Exercise description: Please report every line of the listing below that has the word "lowest" in it.

***** Data for this exercise *****

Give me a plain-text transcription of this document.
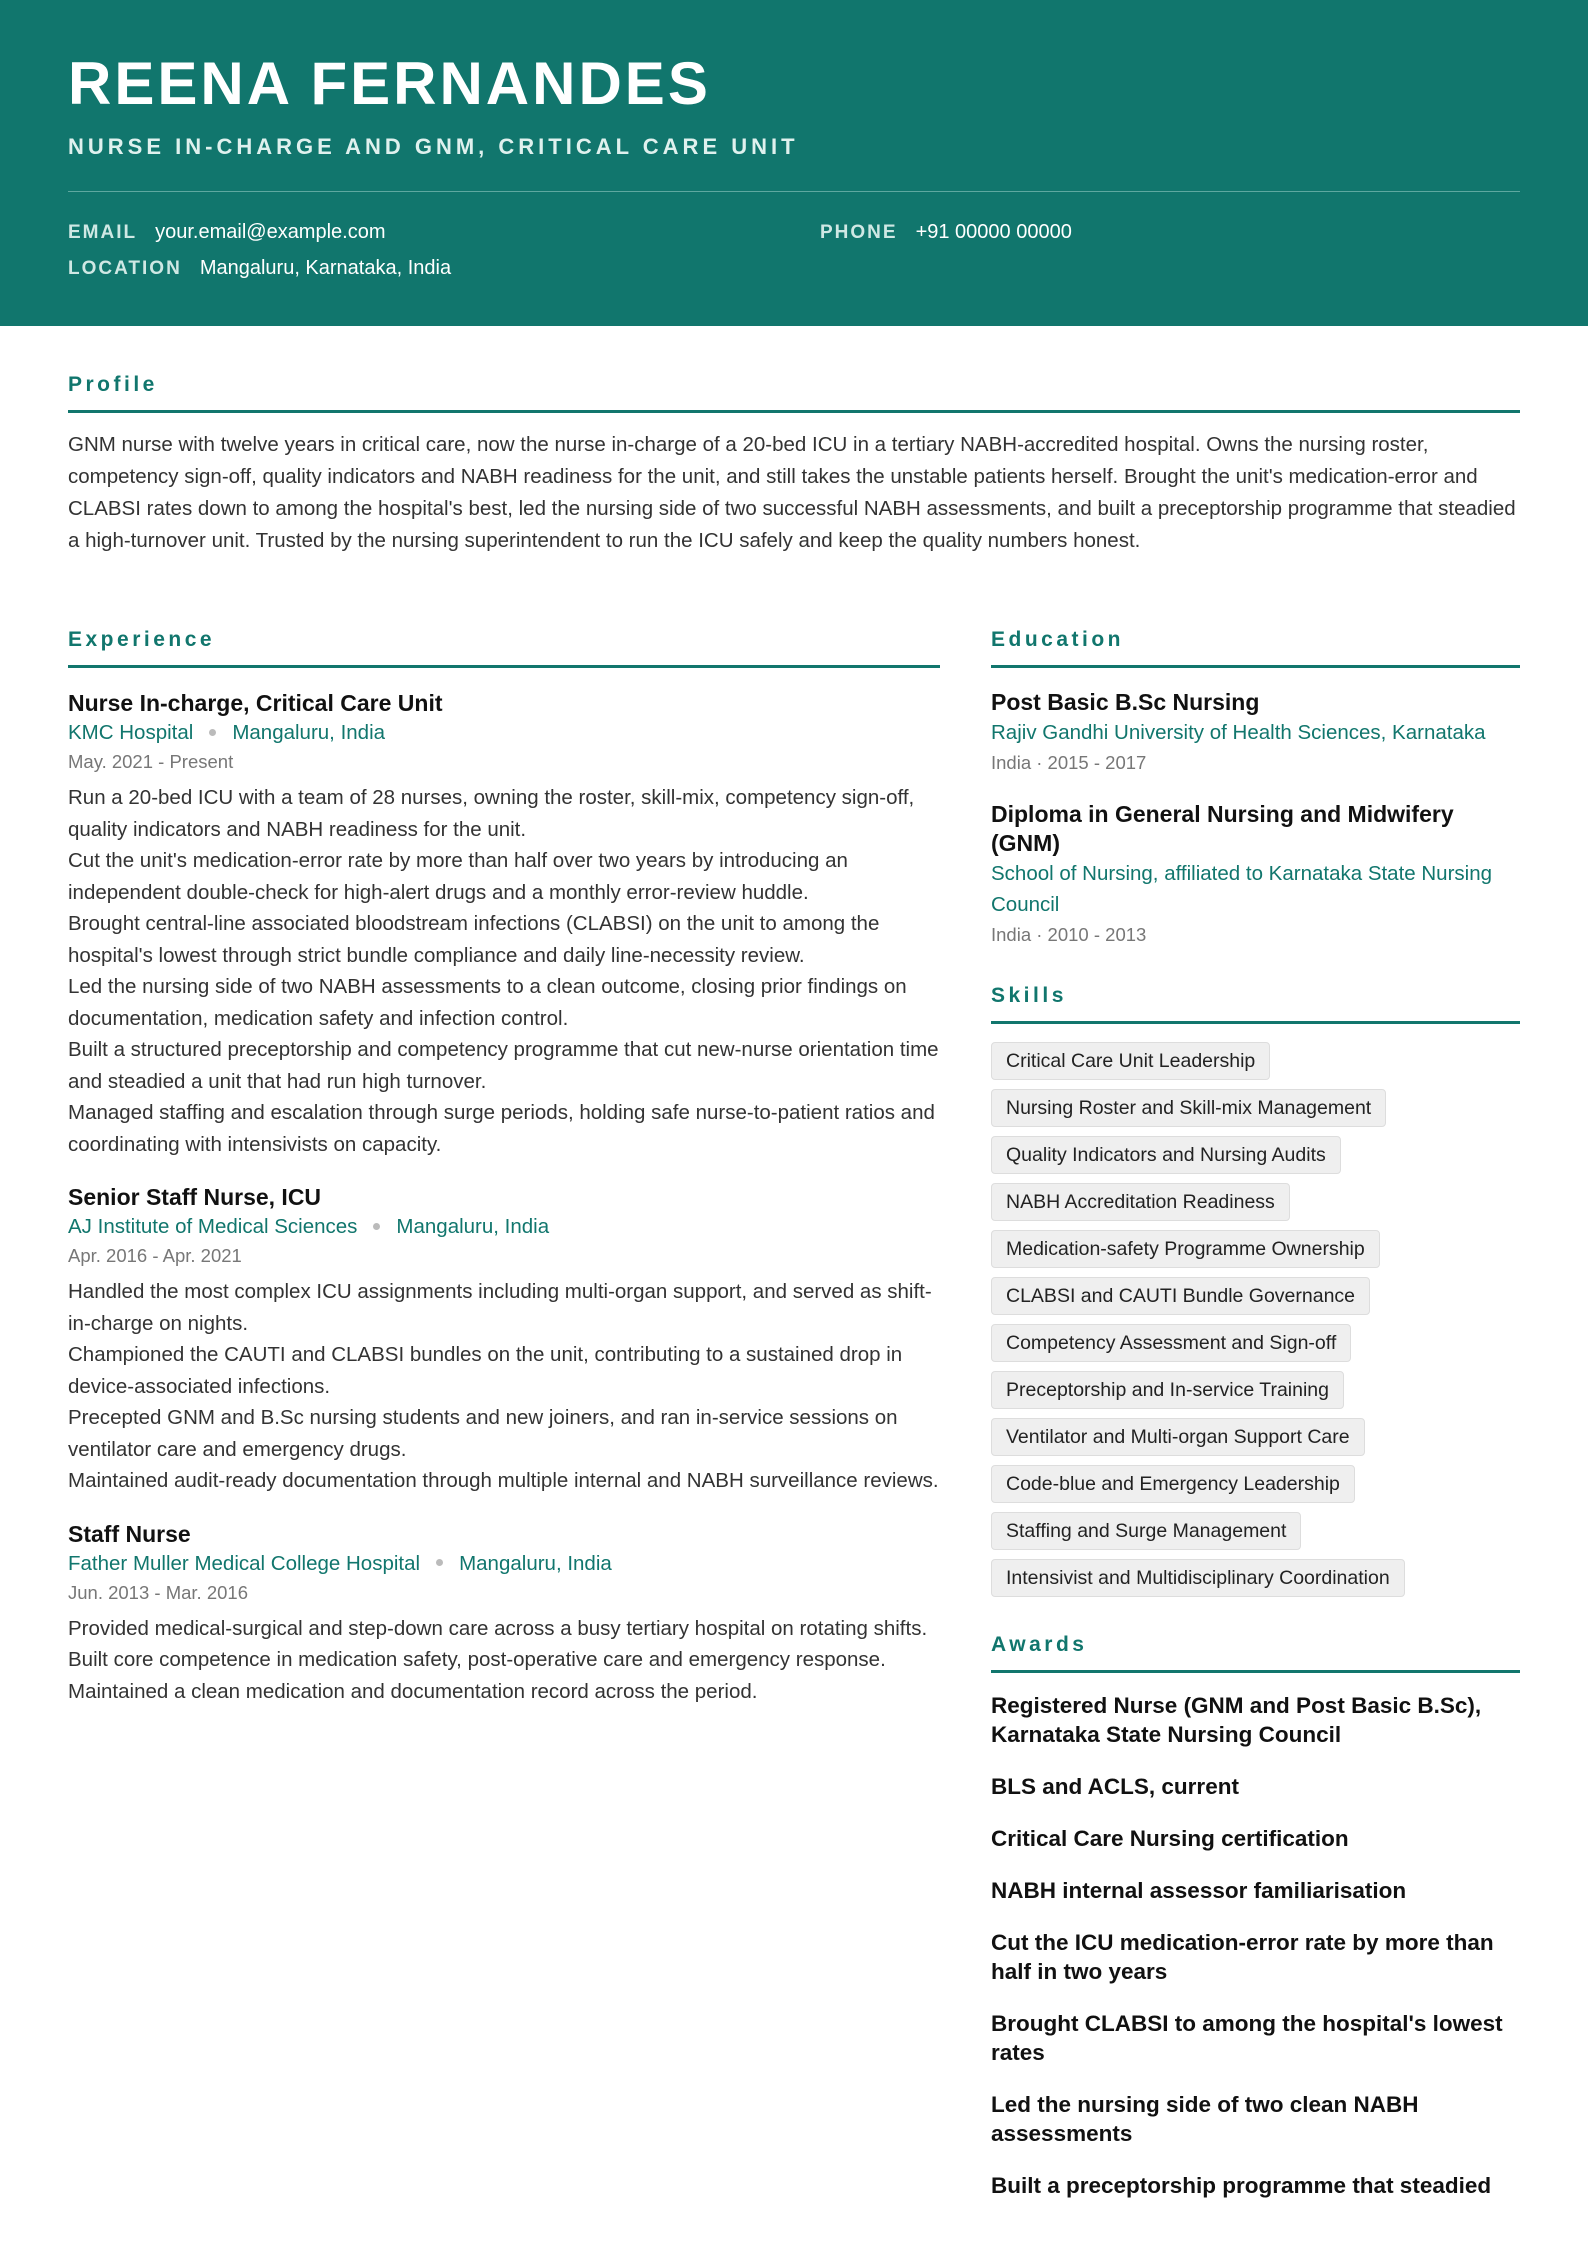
REENA FERNANDES
NURSE IN-CHARGE AND GNM, CRITICAL CARE UNIT
EMAIL your.email@example.com	PHONE +91 00000 00000
LOCATION Mangaluru, Karnataka, India
Profile
GNM nurse with twelve years in critical care, now the nurse in-charge of a 20-bed ICU in a tertiary NABH-accredited hospital. Owns the nursing roster, competency sign-off, quality indicators and NABH readiness for the unit, and still takes the unstable patients herself. Brought the unit's medication-error and CLABSI rates down to among the hospital's best, led the nursing side of two successful NABH assessments, and built a preceptorship programme that steadied a high-turnover unit. Trusted by the nursing superintendent to run the ICU safely and keep the quality numbers honest.
Experience
Nurse In-charge, Critical Care Unit
KMC Hospital Mangaluru, India
May. 2021 - Present
Run a 20-bed ICU with a team of 28 nurses, owning the roster, skill-mix, competency sign-off, quality indicators and NABH readiness for the unit.
Cut the unit's medication-error rate by more than half over two years by introducing an independent double-check for high-alert drugs and a monthly error-review huddle.
Brought central-line associated bloodstream infections (CLABSI) on the unit to among the hospital's lowest through strict bundle compliance and daily line-necessity review.
Led the nursing side of two NABH assessments to a clean outcome, closing prior findings on documentation, medication safety and infection control.
Built a structured preceptorship and competency programme that cut new-nurse orientation time and steadied a unit that had run high turnover.
Managed staffing and escalation through surge periods, holding safe nurse-to-patient ratios and coordinating with intensivists on capacity.
Senior Staff Nurse, ICU
AJ Institute of Medical Sciences Mangaluru, India
Apr. 2016 - Apr. 2021
Handled the most complex ICU assignments including multi-organ support, and served as shift-in-charge on nights.
Championed the CAUTI and CLABSI bundles on the unit, contributing to a sustained drop in device-associated infections.
Precepted GNM and B.Sc nursing students and new joiners, and ran in-service sessions on ventilator care and emergency drugs.
Maintained audit-ready documentation through multiple internal and NABH surveillance reviews.
Staff Nurse
Father Muller Medical College Hospital Mangaluru, India
Jun. 2013 - Mar. 2016
Provided medical-surgical and step-down care across a busy tertiary hospital on rotating shifts.
Built core competence in medication safety, post-operative care and emergency response.
Maintained a clean medication and documentation record across the period.
Education
Post Basic B.Sc Nursing
Rajiv Gandhi University of Health Sciences, Karnataka
India · 2015 - 2017
Diploma in General Nursing and Midwifery (GNM)
School of Nursing, affiliated to Karnataka State Nursing Council
India · 2010 - 2013
Skills
Critical Care Unit Leadership
Nursing Roster and Skill-mix Management
Quality Indicators and Nursing Audits
NABH Accreditation Readiness
Medication-safety Programme Ownership
CLABSI and CAUTI Bundle Governance
Competency Assessment and Sign-off
Preceptorship and In-service Training
Ventilator and Multi-organ Support Care
Code-blue and Emergency Leadership
Staffing and Surge Management
Intensivist and Multidisciplinary Coordination
Awards
Registered Nurse (GNM and Post Basic B.Sc), Karnataka State Nursing Council
BLS and ACLS, current
Critical Care Nursing certification
NABH internal assessor familiarisation
Cut the ICU medication-error rate by more than half in two years
Brought CLABSI to among the hospital's lowest rates
Led the nursing side of two clean NABH assessments
Built a preceptorship programme that steadied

*****

Response to the exercise:
Brought central-line associated bloodstream infections (CLABSI) on the unit to among the hospital's lowest through strict bundle compliance and daily line-necessity review.
Brought CLABSI to among the hospital's lowest rates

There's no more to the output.